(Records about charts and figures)
##############################
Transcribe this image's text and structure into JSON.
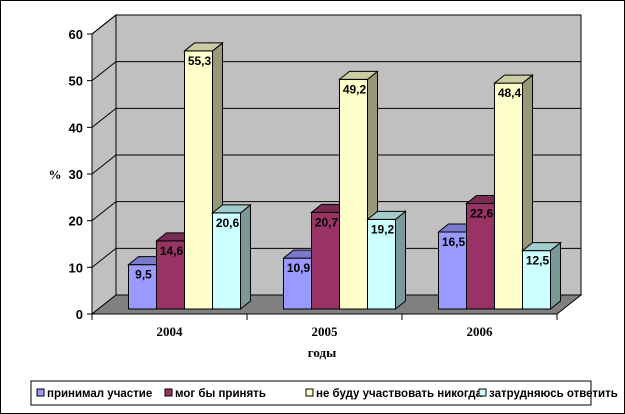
{
  "chart_data": {
    "type": "bar",
    "categories": [
      "2004",
      "2005",
      "2006"
    ],
    "series": [
      {
        "name": "принимал участие",
        "values": [
          9.5,
          10.9,
          16.5
        ],
        "color": "#9999ff"
      },
      {
        "name": "мог бы принять",
        "values": [
          14.6,
          20.7,
          22.6
        ],
        "color": "#993366"
      },
      {
        "name": "не буду участвовать никогда",
        "values": [
          55.3,
          49.2,
          48.4
        ],
        "color": "#ffffcc"
      },
      {
        "name": "затрудняюсь ответить",
        "values": [
          20.6,
          19.2,
          12.5
        ],
        "color": "#ccffff"
      }
    ],
    "value_labels": [
      [
        "9,5",
        "10,9",
        "16,5"
      ],
      [
        "14,6",
        "20,7",
        "22,6"
      ],
      [
        "55,3",
        "49,2",
        "48,4"
      ],
      [
        "20,6",
        "19,2",
        "12,5"
      ]
    ],
    "xlabel": "годы",
    "ylabel": "%",
    "ylim": [
      0,
      60
    ],
    "yticks": [
      "0",
      "10",
      "20",
      "30",
      "40",
      "50",
      "60"
    ],
    "grid": true,
    "legend_position": "bottom",
    "wall_color": "#c0c0c0",
    "floor_color": "#808080"
  }
}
##############################
Stated goal:
All of the data above should be quoted exactly, except for the pictures.

Exercise solution:
Transcribe this image's text and structure into JSON.
{
  "chart_data": {
    "type": "bar",
    "categories": [
      "2004",
      "2005",
      "2006"
    ],
    "series": [
      {
        "name": "принимал участие",
        "values": [
          9.5,
          10.9,
          16.5
        ],
        "color": "#9999ff"
      },
      {
        "name": "мог бы принять",
        "values": [
          14.6,
          20.7,
          22.6
        ],
        "color": "#993366"
      },
      {
        "name": "не буду участвовать никогда",
        "values": [
          55.3,
          49.2,
          48.4
        ],
        "color": "#ffffcc"
      },
      {
        "name": "затрудняюсь ответить",
        "values": [
          20.6,
          19.2,
          12.5
        ],
        "color": "#ccffff"
      }
    ],
    "value_labels": [
      [
        "9,5",
        "10,9",
        "16,5"
      ],
      [
        "14,6",
        "20,7",
        "22,6"
      ],
      [
        "55,3",
        "49,2",
        "48,4"
      ],
      [
        "20,6",
        "19,2",
        "12,5"
      ]
    ],
    "xlabel": "годы",
    "ylabel": "%",
    "ylim": [
      0,
      60
    ],
    "yticks": [
      "0",
      "10",
      "20",
      "30",
      "40",
      "50",
      "60"
    ],
    "grid": true,
    "legend_position": "bottom",
    "wall_color": "#c0c0c0",
    "floor_color": "#808080"
  }
}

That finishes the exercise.